#### [RECORDS TO PROCESS]
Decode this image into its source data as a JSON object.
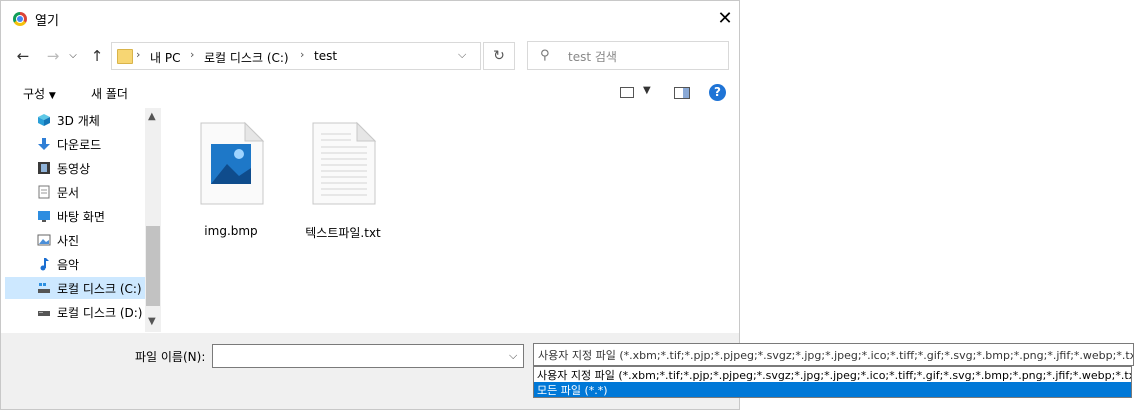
{
  "window": {
    "title": "열기",
    "close_symbol": "✕"
  },
  "nav": {
    "back": "←",
    "forward": "→",
    "up": "↑",
    "refresh": "↻",
    "dropdown": "⌵",
    "breadcrumb_sep": "›",
    "breadcrumb": [
      "내 PC",
      "로컬 디스크 (C:)",
      "test"
    ]
  },
  "search": {
    "placeholder": "test 검색",
    "icon": "search-icon"
  },
  "toolbar": {
    "organize_label": "구성",
    "new_folder_label": "새 폴더",
    "help": "?"
  },
  "nav_pane": {
    "items": [
      {
        "label": "3D 개체",
        "icon": "cube-icon"
      },
      {
        "label": "다운로드",
        "icon": "download-arrow-icon"
      },
      {
        "label": "동영상",
        "icon": "film-icon"
      },
      {
        "label": "문서",
        "icon": "document-icon"
      },
      {
        "label": "바탕 화면",
        "icon": "desktop-icon"
      },
      {
        "label": "사진",
        "icon": "picture-icon"
      },
      {
        "label": "음악",
        "icon": "music-note-icon"
      },
      {
        "label": "로컬 디스크 (C:)",
        "icon": "drive-icon",
        "selected": true
      },
      {
        "label": "로컬 디스크 (D:)",
        "icon": "drive-icon"
      }
    ]
  },
  "files": [
    {
      "name": "img.bmp",
      "icon": "image-file-icon"
    },
    {
      "name": "텍스트파일.txt",
      "icon": "text-file-icon"
    }
  ],
  "filename": {
    "label": "파일 이름(N):",
    "value": ""
  },
  "filetype": {
    "selected": "사용자 지정 파일 (*.xbm;*.tif;*.pjp;*.pjpeg;*.svgz;*.jpg;*.jpeg;*.ico;*.tiff;*.gif;*.svg;*.bmp;*.png;*.jfif;*.webp;*.txt)",
    "options": [
      "사용자 지정 파일 (*.xbm;*.tif;*.pjp;*.pjpeg;*.svgz;*.jpg;*.jpeg;*.ico;*.tiff;*.gif;*.svg;*.bmp;*.png;*.jfif;*.webp;*.txt)",
      "모든 파일 (*.*)"
    ],
    "highlighted_index": 1
  },
  "colors": {
    "selection": "#cde8ff",
    "highlight": "#0078d7",
    "help": "#1f74d6"
  }
}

#### [THE PROBLEM]
Locate the word "jpeg" in the records and collect each line it appears in.

#### [EXERCISE OUTPUT]
    "selected": "사용자 지정 파일 (*.xbm;*.tif;*.pjp;*.pjpeg;*.svgz;*.jpg;*.jpeg;*.ico;*.tiff;*.gif;*.svg;*.bmp;*.png;*.jfif;*.webp;*.txt)",
      "사용자 지정 파일 (*.xbm;*.tif;*.pjp;*.pjpeg;*.svgz;*.jpg;*.jpeg;*.ico;*.tiff;*.gif;*.svg;*.bmp;*.png;*.jfif;*.webp;*.txt)",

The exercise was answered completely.